_What the task requires_
Your task is to output the entries below word for word.
______________________________
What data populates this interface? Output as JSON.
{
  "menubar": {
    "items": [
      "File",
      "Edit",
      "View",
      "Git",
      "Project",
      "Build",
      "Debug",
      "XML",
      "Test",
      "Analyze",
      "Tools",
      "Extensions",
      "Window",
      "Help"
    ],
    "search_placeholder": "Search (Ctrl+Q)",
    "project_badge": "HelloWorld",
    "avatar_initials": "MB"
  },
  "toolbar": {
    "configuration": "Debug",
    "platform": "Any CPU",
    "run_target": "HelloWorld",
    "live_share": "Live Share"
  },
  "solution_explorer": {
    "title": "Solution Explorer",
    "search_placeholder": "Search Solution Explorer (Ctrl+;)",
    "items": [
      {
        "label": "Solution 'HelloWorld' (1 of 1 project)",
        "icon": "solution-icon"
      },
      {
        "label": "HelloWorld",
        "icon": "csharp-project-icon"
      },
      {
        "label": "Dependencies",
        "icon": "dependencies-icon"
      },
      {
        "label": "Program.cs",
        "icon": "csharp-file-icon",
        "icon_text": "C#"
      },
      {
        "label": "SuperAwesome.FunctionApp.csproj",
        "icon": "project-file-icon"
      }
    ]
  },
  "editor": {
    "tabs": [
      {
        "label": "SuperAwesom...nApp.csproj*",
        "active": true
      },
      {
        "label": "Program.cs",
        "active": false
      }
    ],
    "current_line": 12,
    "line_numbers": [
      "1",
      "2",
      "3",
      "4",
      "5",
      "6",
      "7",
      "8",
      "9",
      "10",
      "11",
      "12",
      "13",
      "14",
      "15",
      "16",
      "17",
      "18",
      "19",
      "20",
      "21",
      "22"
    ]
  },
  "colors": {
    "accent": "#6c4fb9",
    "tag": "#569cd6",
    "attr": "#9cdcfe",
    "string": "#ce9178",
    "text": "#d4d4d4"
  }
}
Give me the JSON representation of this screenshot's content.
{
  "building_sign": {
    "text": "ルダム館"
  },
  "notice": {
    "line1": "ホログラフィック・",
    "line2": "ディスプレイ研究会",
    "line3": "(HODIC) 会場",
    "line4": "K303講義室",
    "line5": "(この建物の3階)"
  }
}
______________________________
_Problem solution_
What data populates this interface? Output as JSON.
{
  "menubar": {
    "items": [
      "File",
      "Edit",
      "View",
      "Git",
      "Project",
      "Build",
      "Debug",
      "XML",
      "Test",
      "Analyze",
      "Tools",
      "Extensions",
      "Window",
      "Help"
    ],
    "search_placeholder": "Search (Ctrl+Q)",
    "project_badge": "HelloWorld",
    "avatar_initials": "MB"
  },
  "toolbar": {
    "configuration": "Debug",
    "platform": "Any CPU",
    "run_target": "HelloWorld",
    "live_share": "Live Share"
  },
  "solution_explorer": {
    "title": "Solution Explorer",
    "search_placeholder": "Search Solution Explorer (Ctrl+;)",
    "items": [
      {
        "label": "Solution 'HelloWorld' (1 of 1 project)",
        "icon": "solution-icon"
      },
      {
        "label": "HelloWorld",
        "icon": "csharp-project-icon"
      },
      {
        "label": "Dependencies",
        "icon": "dependencies-icon"
      },
      {
        "label": "Program.cs",
        "icon": "csharp-file-icon",
        "icon_text": "C#"
      },
      {
        "label": "SuperAwesome.FunctionApp.csproj",
        "icon": "project-file-icon"
      }
    ]
  },
  "editor": {
    "tabs": [
      {
        "label": "SuperAwesom...nApp.csproj*",
        "active": true
      },
      {
        "label": "Program.cs",
        "active": false
      }
    ],
    "current_line": 12,
    "line_numbers": [
      "1",
      "2",
      "3",
      "4",
      "5",
      "6",
      "7",
      "8",
      "9",
      "10",
      "11",
      "12",
      "13",
      "14",
      "15",
      "16",
      "17",
      "18",
      "19",
      "20",
      "21",
      "22"
    ]
  },
  "colors": {
    "accent": "#6c4fb9",
    "tag": "#569cd6",
    "attr": "#9cdcfe",
    "string": "#ce9178",
    "text": "#d4d4d4"
  }
}
Give me the JSON representation of this screenshot's content.
{
  "building_sign": {
    "text": "ルダム館"
  },
  "notice": {
    "line1": "ホログラフィック・",
    "line2": "ディスプレイ研究会",
    "line3": "(HODIC) 会場",
    "line4": "K303講義室",
    "line5": "(この建物の3階)"
  }
}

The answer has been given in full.